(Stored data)
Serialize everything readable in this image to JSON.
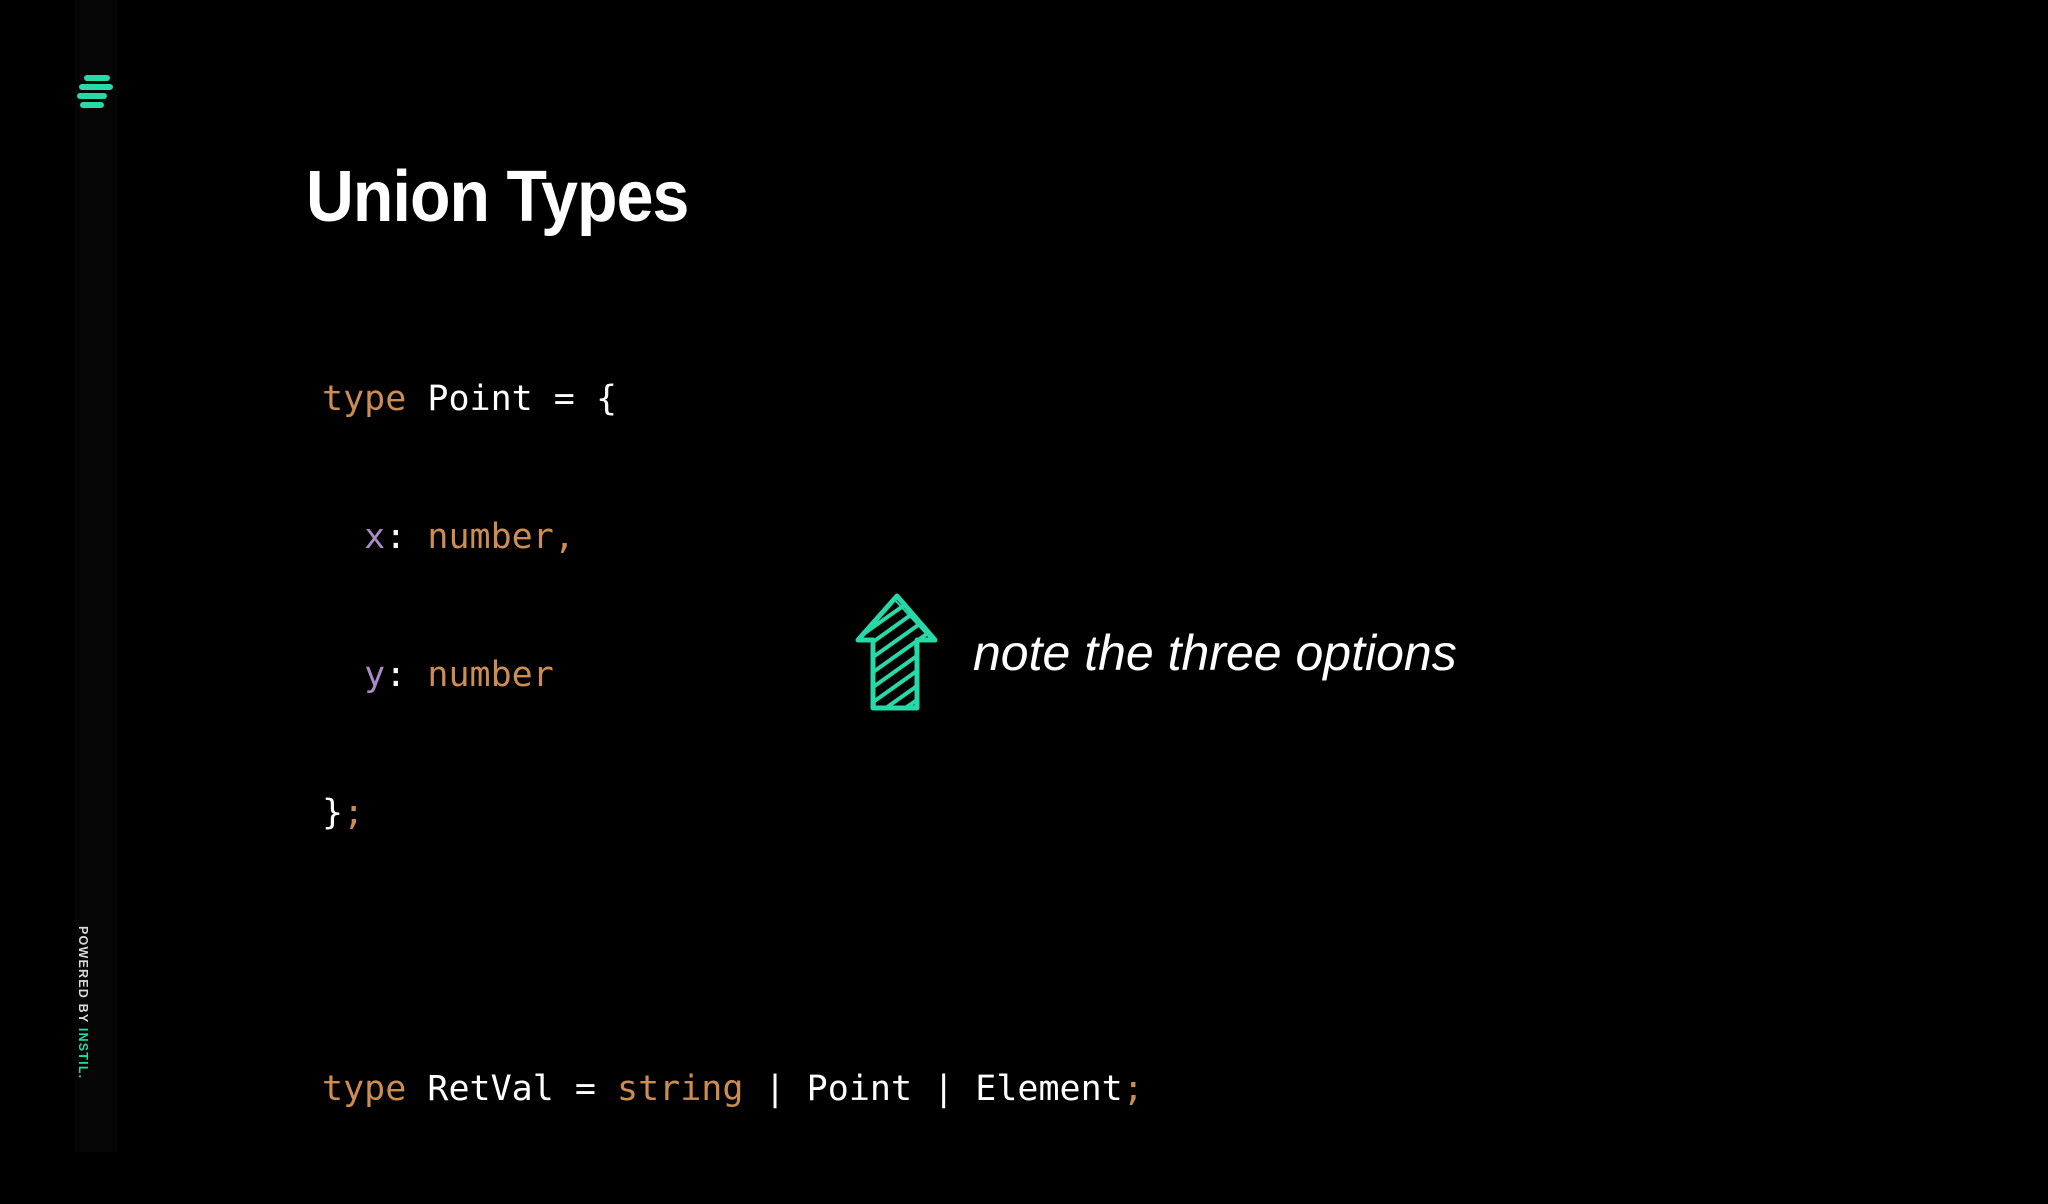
{
  "slide": {
    "title": "Union Types",
    "code": {
      "line1": {
        "kw": "type",
        "name": " Point = {"
      },
      "line2": {
        "indent": "  ",
        "prop": "x",
        "colon": ": ",
        "type": "number,",
        "rest": ""
      },
      "line3": {
        "indent": "  ",
        "prop": "y",
        "colon": ": ",
        "type": "number",
        "rest": ""
      },
      "line4": {
        "brace": "}",
        "semi": ";"
      },
      "line6": {
        "kw": "type",
        "name": " RetVal = ",
        "type1": "string",
        "sep1": " | ",
        "type2": "Point",
        "sep2": " | ",
        "type3": "Element",
        "semi": ";"
      }
    },
    "note": "note the three options",
    "footer": {
      "powered_by": "POWERED BY ",
      "brand": "INSTIL."
    }
  },
  "colors": {
    "background": "#000000",
    "keyword": "#cc8c52",
    "property": "#a98bc3",
    "text": "#ffffff",
    "accent": "#27d9a6"
  },
  "icons": {
    "logo": "instil-logo-icon",
    "arrow": "up-arrow-icon"
  }
}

YOUR OBJECTIVE =>
Transcribe the material exactly, and leave out whatever pictures it holds.

RESULT =>
Serialize everything readable in this image to JSON.
{
  "slide": {
    "title": "Union Types",
    "code": {
      "line1": {
        "kw": "type",
        "name": " Point = {"
      },
      "line2": {
        "indent": "  ",
        "prop": "x",
        "colon": ": ",
        "type": "number,",
        "rest": ""
      },
      "line3": {
        "indent": "  ",
        "prop": "y",
        "colon": ": ",
        "type": "number",
        "rest": ""
      },
      "line4": {
        "brace": "}",
        "semi": ";"
      },
      "line6": {
        "kw": "type",
        "name": " RetVal = ",
        "type1": "string",
        "sep1": " | ",
        "type2": "Point",
        "sep2": " | ",
        "type3": "Element",
        "semi": ";"
      }
    },
    "note": "note the three options",
    "footer": {
      "powered_by": "POWERED BY ",
      "brand": "INSTIL."
    }
  },
  "colors": {
    "background": "#000000",
    "keyword": "#cc8c52",
    "property": "#a98bc3",
    "text": "#ffffff",
    "accent": "#27d9a6"
  },
  "icons": {
    "logo": "instil-logo-icon",
    "arrow": "up-arrow-icon"
  }
}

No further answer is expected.